### DATASET EXCERPTS
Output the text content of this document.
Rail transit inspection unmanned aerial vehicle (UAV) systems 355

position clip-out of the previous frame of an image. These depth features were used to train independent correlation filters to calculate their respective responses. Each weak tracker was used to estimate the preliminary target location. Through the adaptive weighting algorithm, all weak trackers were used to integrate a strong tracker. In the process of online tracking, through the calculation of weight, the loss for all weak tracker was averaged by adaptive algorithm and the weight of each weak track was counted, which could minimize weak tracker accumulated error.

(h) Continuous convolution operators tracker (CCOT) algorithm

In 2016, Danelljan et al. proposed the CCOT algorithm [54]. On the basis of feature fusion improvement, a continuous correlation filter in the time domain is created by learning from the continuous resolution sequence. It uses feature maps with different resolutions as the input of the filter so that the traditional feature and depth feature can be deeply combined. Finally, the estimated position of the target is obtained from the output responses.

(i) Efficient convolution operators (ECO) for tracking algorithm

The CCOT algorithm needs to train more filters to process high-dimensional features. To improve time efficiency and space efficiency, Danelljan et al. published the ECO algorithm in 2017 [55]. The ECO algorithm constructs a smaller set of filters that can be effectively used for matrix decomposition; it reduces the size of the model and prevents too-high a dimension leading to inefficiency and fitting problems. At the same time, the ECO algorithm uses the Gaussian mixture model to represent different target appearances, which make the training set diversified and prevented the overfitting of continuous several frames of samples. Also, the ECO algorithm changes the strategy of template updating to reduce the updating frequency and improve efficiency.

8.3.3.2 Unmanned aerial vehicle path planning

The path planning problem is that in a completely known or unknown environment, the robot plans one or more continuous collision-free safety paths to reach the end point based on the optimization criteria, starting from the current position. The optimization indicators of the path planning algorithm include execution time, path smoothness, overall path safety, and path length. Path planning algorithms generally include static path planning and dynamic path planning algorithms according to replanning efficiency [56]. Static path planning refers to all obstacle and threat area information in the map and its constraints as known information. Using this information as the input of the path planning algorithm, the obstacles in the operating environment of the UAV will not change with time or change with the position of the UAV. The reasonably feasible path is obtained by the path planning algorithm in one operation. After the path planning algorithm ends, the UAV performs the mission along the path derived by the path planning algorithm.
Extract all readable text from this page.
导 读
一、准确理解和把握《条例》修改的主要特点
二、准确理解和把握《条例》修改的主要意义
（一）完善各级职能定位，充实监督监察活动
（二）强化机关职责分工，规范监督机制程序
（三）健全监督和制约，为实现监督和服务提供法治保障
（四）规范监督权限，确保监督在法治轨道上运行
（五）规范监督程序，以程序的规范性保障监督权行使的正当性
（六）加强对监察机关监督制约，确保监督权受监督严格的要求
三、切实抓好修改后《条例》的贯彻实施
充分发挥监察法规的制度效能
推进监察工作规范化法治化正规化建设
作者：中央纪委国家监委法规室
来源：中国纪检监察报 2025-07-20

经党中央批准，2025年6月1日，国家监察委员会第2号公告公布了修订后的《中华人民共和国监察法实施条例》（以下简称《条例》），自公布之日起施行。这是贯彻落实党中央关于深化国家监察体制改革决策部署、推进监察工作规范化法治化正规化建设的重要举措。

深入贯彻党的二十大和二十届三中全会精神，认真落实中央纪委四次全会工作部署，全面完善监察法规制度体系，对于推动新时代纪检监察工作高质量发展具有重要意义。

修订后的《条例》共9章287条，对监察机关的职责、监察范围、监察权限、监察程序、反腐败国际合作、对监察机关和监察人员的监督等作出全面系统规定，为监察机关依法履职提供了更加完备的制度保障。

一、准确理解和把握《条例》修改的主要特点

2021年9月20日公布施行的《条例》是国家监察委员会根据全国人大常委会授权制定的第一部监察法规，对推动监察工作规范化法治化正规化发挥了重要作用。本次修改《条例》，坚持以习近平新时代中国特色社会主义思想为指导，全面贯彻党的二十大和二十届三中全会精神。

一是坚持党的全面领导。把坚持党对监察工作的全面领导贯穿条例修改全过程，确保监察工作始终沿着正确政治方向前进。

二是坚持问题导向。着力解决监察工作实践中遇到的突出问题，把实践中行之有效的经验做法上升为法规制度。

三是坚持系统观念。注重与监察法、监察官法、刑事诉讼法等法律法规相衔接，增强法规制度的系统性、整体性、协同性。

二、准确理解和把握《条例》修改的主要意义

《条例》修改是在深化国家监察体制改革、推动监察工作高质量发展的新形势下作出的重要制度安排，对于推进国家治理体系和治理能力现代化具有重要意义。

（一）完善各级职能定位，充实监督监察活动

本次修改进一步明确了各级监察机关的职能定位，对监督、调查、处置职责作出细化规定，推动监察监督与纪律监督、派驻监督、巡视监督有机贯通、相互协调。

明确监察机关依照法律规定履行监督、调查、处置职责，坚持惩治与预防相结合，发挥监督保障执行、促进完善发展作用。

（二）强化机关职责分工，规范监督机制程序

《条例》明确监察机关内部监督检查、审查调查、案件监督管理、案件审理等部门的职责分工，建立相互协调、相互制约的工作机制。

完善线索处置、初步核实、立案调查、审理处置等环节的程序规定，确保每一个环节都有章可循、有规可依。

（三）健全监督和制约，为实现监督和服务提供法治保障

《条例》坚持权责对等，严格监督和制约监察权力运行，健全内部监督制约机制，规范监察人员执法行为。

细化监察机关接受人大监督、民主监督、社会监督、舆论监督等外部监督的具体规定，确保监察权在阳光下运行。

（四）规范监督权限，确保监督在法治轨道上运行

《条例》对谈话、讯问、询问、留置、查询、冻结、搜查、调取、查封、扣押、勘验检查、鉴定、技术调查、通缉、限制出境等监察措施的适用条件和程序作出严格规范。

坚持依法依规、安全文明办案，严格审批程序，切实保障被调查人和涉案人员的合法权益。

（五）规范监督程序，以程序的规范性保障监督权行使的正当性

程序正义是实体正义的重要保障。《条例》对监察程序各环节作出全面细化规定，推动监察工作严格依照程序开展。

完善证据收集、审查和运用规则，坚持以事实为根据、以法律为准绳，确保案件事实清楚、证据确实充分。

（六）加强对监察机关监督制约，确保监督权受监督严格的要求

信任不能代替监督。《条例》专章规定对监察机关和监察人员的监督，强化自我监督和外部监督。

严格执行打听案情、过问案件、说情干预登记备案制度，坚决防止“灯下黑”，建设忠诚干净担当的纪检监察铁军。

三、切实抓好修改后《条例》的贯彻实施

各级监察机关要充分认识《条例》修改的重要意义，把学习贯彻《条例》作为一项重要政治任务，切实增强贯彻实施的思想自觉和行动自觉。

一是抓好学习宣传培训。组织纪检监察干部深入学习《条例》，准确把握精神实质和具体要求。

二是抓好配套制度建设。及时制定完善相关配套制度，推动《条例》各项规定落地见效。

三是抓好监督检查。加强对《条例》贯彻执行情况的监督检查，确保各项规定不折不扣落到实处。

### SHORT TASK
Repeat each record exactly. Omit nothing.

### RESPONSE
Output the text content of this document.
Rail transit inspection unmanned aerial vehicle (UAV) systems 355

position clip-out of the previous frame of an image. These depth features were used to train independent correlation filters to calculate their respective responses. Each weak tracker was used to estimate the preliminary target location. Through the adaptive weighting algorithm, all weak trackers were used to integrate a strong tracker. In the process of online tracking, through the calculation of weight, the loss for all weak tracker was averaged by adaptive algorithm and the weight of each weak track was counted, which could minimize weak tracker accumulated error.

(h) Continuous convolution operators tracker (CCOT) algorithm

In 2016, Danelljan et al. proposed the CCOT algorithm [54]. On the basis of feature fusion improvement, a continuous correlation filter in the time domain is created by learning from the continuous resolution sequence. It uses feature maps with different resolutions as the input of the filter so that the traditional feature and depth feature can be deeply combined. Finally, the estimated position of the target is obtained from the output responses.

(i) Efficient convolution operators (ECO) for tracking algorithm

The CCOT algorithm needs to train more filters to process high-dimensional features. To improve time efficiency and space efficiency, Danelljan et al. published the ECO algorithm in 2017 [55]. The ECO algorithm constructs a smaller set of filters that can be effectively used for matrix decomposition; it reduces the size of the model and prevents too-high a dimension leading to inefficiency and fitting problems. At the same time, the ECO algorithm uses the Gaussian mixture model to represent different target appearances, which make the training set diversified and prevented the overfitting of continuous several frames of samples. Also, the ECO algorithm changes the strategy of template updating to reduce the updating frequency and improve efficiency.

8.3.3.2 Unmanned aerial vehicle path planning

The path planning problem is that in a completely known or unknown environment, the robot plans one or more continuous collision-free safety paths to reach the end point based on the optimization criteria, starting from the current position. The optimization indicators of the path planning algorithm include execution time, path smoothness, overall path safety, and path length. Path planning algorithms generally include static path planning and dynamic path planning algorithms according to replanning efficiency [56]. Static path planning refers to all obstacle and threat area information in the map and its constraints as known information. Using this information as the input of the path planning algorithm, the obstacles in the operating environment of the UAV will not change with time or change with the position of the UAV. The reasonably feasible path is obtained by the path planning algorithm in one operation. After the path planning algorithm ends, the UAV performs the mission along the path derived by the path planning algorithm.
Extract all readable text from this page.
导 读
一、准确理解和把握《条例》修改的主要特点
二、准确理解和把握《条例》修改的主要意义
（一）完善各级职能定位，充实监督监察活动
（二）强化机关职责分工，规范监督机制程序
（三）健全监督和制约，为实现监督和服务提供法治保障
（四）规范监督权限，确保监督在法治轨道上运行
（五）规范监督程序，以程序的规范性保障监督权行使的正当性
（六）加强对监察机关监督制约，确保监督权受监督严格的要求
三、切实抓好修改后《条例》的贯彻实施
充分发挥监察法规的制度效能
推进监察工作规范化法治化正规化建设
作者：中央纪委国家监委法规室
来源：中国纪检监察报 2025-07-20

经党中央批准，2025年6月1日，国家监察委员会第2号公告公布了修订后的《中华人民共和国监察法实施条例》（以下简称《条例》），自公布之日起施行。这是贯彻落实党中央关于深化国家监察体制改革决策部署、推进监察工作规范化法治化正规化建设的重要举措。

深入贯彻党的二十大和二十届三中全会精神，认真落实中央纪委四次全会工作部署，全面完善监察法规制度体系，对于推动新时代纪检监察工作高质量发展具有重要意义。

修订后的《条例》共9章287条，对监察机关的职责、监察范围、监察权限、监察程序、反腐败国际合作、对监察机关和监察人员的监督等作出全面系统规定，为监察机关依法履职提供了更加完备的制度保障。

一、准确理解和把握《条例》修改的主要特点

2021年9月20日公布施行的《条例》是国家监察委员会根据全国人大常委会授权制定的第一部监察法规，对推动监察工作规范化法治化正规化发挥了重要作用。本次修改《条例》，坚持以习近平新时代中国特色社会主义思想为指导，全面贯彻党的二十大和二十届三中全会精神。

一是坚持党的全面领导。把坚持党对监察工作的全面领导贯穿条例修改全过程，确保监察工作始终沿着正确政治方向前进。

二是坚持问题导向。着力解决监察工作实践中遇到的突出问题，把实践中行之有效的经验做法上升为法规制度。

三是坚持系统观念。注重与监察法、监察官法、刑事诉讼法等法律法规相衔接，增强法规制度的系统性、整体性、协同性。

二、准确理解和把握《条例》修改的主要意义

《条例》修改是在深化国家监察体制改革、推动监察工作高质量发展的新形势下作出的重要制度安排，对于推进国家治理体系和治理能力现代化具有重要意义。

（一）完善各级职能定位，充实监督监察活动

本次修改进一步明确了各级监察机关的职能定位，对监督、调查、处置职责作出细化规定，推动监察监督与纪律监督、派驻监督、巡视监督有机贯通、相互协调。

明确监察机关依照法律规定履行监督、调查、处置职责，坚持惩治与预防相结合，发挥监督保障执行、促进完善发展作用。

（二）强化机关职责分工，规范监督机制程序

《条例》明确监察机关内部监督检查、审查调查、案件监督管理、案件审理等部门的职责分工，建立相互协调、相互制约的工作机制。

完善线索处置、初步核实、立案调查、审理处置等环节的程序规定，确保每一个环节都有章可循、有规可依。

（三）健全监督和制约，为实现监督和服务提供法治保障

《条例》坚持权责对等，严格监督和制约监察权力运行，健全内部监督制约机制，规范监察人员执法行为。

细化监察机关接受人大监督、民主监督、社会监督、舆论监督等外部监督的具体规定，确保监察权在阳光下运行。

（四）规范监督权限，确保监督在法治轨道上运行

《条例》对谈话、讯问、询问、留置、查询、冻结、搜查、调取、查封、扣押、勘验检查、鉴定、技术调查、通缉、限制出境等监察措施的适用条件和程序作出严格规范。

坚持依法依规、安全文明办案，严格审批程序，切实保障被调查人和涉案人员的合法权益。

（五）规范监督程序，以程序的规范性保障监督权行使的正当性

程序正义是实体正义的重要保障。《条例》对监察程序各环节作出全面细化规定，推动监察工作严格依照程序开展。

完善证据收集、审查和运用规则，坚持以事实为根据、以法律为准绳，确保案件事实清楚、证据确实充分。

（六）加强对监察机关监督制约，确保监督权受监督严格的要求

信任不能代替监督。《条例》专章规定对监察机关和监察人员的监督，强化自我监督和外部监督。

严格执行打听案情、过问案件、说情干预登记备案制度，坚决防止“灯下黑”，建设忠诚干净担当的纪检监察铁军。

三、切实抓好修改后《条例》的贯彻实施

各级监察机关要充分认识《条例》修改的重要意义，把学习贯彻《条例》作为一项重要政治任务，切实增强贯彻实施的思想自觉和行动自觉。

一是抓好学习宣传培训。组织纪检监察干部深入学习《条例》，准确把握精神实质和具体要求。

二是抓好配套制度建设。及时制定完善相关配套制度，推动《条例》各项规定落地见效。

三是抓好监督检查。加强对《条例》贯彻执行情况的监督检查，确保各项规定不折不扣落到实处。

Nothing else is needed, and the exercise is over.